▶ [Text block]
[start]
Monday, August 08, 2016

Smoke, Mirrors, and Charter Schools

I'm not the first to say this, and I'm sure I won't be the last, but Moskowitz sells snake oil and charters are a scam. They have no more credibility than the guys playing three-card monte on the corner. They show you how easy it is to find the red card, and it's obvious to you and anyone who's looking. Then, after you fill in the applications, agree to whatever extra things are demanded, show up to Albany when Eva says you need to, and dance as fast as you're told, your kid gets thrown out of school.

It's pretty simple, actually. Once Moskowitz gets rid of your inconvenient child, there's no replacement. Since your kid is dragging down scores, demanding attention when there's test prep to be done, or has special needs other than getting high test scores, there's an extra name on the got to go list. And once that happens, your kid is bound for one of those awful public schools. Those schools are so bad that they take everyone and throw almost no one out!
[end]
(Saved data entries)
[start]
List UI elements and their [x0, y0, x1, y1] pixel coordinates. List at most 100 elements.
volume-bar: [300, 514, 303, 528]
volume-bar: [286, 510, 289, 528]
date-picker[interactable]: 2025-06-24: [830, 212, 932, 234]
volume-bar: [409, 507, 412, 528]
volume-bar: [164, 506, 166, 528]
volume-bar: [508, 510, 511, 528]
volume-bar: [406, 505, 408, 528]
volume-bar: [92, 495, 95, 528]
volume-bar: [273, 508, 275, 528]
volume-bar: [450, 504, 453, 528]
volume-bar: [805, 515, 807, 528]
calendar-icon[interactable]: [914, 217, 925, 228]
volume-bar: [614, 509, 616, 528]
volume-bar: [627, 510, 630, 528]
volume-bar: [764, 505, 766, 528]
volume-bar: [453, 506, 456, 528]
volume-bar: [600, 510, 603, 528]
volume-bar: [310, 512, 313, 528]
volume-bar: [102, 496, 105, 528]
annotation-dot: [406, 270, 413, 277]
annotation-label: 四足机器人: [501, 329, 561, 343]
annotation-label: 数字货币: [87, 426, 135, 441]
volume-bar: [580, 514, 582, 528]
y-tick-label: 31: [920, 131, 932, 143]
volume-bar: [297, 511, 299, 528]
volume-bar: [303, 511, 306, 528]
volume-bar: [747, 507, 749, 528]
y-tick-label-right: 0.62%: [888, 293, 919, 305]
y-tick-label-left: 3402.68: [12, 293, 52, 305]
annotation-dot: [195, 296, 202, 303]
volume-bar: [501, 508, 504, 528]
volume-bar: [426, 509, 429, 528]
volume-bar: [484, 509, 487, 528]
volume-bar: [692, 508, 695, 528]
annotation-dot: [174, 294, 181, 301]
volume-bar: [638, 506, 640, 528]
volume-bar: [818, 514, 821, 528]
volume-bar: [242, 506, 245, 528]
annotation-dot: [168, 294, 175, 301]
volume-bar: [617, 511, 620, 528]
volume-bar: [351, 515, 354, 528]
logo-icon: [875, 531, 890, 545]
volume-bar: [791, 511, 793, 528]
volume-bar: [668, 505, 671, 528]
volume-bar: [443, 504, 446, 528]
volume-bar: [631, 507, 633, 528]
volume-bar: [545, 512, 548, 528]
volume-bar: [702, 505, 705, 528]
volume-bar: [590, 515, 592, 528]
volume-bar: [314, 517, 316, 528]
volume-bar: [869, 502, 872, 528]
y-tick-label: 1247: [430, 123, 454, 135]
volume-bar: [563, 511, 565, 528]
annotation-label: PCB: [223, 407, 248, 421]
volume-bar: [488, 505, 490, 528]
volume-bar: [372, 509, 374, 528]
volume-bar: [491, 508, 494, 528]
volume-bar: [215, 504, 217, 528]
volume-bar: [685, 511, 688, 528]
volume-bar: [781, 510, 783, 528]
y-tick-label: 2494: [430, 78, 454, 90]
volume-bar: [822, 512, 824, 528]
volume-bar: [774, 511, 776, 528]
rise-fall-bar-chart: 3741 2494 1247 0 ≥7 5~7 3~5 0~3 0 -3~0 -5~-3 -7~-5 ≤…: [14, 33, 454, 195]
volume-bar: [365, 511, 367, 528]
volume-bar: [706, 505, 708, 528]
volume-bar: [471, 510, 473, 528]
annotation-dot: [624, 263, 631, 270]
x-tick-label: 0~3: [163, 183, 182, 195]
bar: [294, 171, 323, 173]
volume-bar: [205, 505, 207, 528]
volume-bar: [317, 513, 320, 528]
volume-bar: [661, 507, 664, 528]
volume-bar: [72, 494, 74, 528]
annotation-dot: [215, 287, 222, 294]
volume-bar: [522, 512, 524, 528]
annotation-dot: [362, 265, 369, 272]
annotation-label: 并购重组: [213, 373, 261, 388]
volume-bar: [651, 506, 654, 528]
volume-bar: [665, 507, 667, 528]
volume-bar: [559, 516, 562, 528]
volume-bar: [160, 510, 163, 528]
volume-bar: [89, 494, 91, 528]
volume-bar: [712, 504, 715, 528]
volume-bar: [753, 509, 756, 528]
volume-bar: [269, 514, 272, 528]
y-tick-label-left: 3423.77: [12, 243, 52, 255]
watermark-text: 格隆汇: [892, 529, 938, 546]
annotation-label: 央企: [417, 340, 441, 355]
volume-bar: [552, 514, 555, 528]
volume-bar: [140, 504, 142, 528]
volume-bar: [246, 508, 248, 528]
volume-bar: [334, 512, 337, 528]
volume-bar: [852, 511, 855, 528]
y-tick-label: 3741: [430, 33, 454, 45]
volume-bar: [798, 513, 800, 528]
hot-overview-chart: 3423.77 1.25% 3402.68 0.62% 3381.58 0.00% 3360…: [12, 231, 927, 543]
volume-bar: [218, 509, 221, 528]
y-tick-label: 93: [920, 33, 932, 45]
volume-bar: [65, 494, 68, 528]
[end]
▶ [What is asked]
1. Reproduce the charter school post from "Smoke, Mirrors, and" to "out of school.", swapping "three-card monte" for "a shell game".
2. Summarize the charter school post in two sentences.

▶ [Per-task answers]
1.
Smoke, Mirrors, and Charter Schools

I'm not the first to say this, and I'm sure I won't be the last, but Moskowitz sells snake oil and charters are a scam. They have no more credibility than the guys playing a shell game on the corner. They show you how easy it is to find the red card, and it's obvious to you and anyone who's looking. Then, after you fill in the applications, agree to whatever extra things are demanded, show up to Albany when Eva says you need to, and dance as fast as you're told, your kid gets thrown out of school.

2. The post claims that Moskowitz sells snake oil and that charter schools are a scam, comparing them to three-card monte on a street corner. After parents fill in applications and meet every demand, a child who drags down scores or needs attention can be thrown out and end up in a public school, which takes everyone and throws almost no one out.